WORK REQUIRED → Each line in the entries below that holds the string "alcohol" is to be listed.

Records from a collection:
○ ○ ○ ○ ○

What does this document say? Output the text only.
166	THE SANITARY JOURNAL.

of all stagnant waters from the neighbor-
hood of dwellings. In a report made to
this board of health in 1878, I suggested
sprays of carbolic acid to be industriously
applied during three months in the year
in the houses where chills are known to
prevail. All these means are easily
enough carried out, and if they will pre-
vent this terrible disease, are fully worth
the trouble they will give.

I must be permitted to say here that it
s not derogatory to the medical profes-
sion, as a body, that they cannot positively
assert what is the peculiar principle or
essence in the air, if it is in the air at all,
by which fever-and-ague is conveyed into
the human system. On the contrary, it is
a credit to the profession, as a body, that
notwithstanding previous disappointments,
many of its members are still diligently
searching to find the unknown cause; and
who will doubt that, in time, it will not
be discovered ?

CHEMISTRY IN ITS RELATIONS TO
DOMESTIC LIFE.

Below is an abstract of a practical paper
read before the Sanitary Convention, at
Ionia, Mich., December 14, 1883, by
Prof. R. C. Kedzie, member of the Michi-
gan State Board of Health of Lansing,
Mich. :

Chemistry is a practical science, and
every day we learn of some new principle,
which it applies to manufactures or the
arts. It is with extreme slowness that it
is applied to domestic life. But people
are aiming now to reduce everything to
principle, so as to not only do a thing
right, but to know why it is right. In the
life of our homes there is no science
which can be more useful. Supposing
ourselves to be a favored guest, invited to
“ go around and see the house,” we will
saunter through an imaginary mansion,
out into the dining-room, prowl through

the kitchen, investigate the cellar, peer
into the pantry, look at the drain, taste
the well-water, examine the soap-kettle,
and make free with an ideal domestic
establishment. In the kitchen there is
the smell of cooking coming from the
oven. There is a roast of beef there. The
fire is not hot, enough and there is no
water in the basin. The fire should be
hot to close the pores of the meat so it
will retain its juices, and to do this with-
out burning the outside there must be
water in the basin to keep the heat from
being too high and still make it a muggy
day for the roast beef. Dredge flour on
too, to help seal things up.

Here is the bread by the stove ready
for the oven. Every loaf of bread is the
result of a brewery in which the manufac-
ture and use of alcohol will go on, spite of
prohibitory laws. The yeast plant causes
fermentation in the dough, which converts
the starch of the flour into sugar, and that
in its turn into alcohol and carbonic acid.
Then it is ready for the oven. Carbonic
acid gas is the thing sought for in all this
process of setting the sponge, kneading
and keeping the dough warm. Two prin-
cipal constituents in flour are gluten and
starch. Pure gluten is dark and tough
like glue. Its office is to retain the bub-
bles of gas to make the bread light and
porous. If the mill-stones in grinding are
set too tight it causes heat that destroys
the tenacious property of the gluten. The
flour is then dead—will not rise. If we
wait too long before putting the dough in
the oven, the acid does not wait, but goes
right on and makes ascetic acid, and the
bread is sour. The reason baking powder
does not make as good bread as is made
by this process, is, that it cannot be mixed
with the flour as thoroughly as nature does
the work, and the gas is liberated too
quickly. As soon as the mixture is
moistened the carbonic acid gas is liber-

○ ○ ○ ○ ○

OUTPUT FOR THIS EXERCISE →
ture and use of alcohol will go on, spite of
in its turn into alcohol and carbonic acid.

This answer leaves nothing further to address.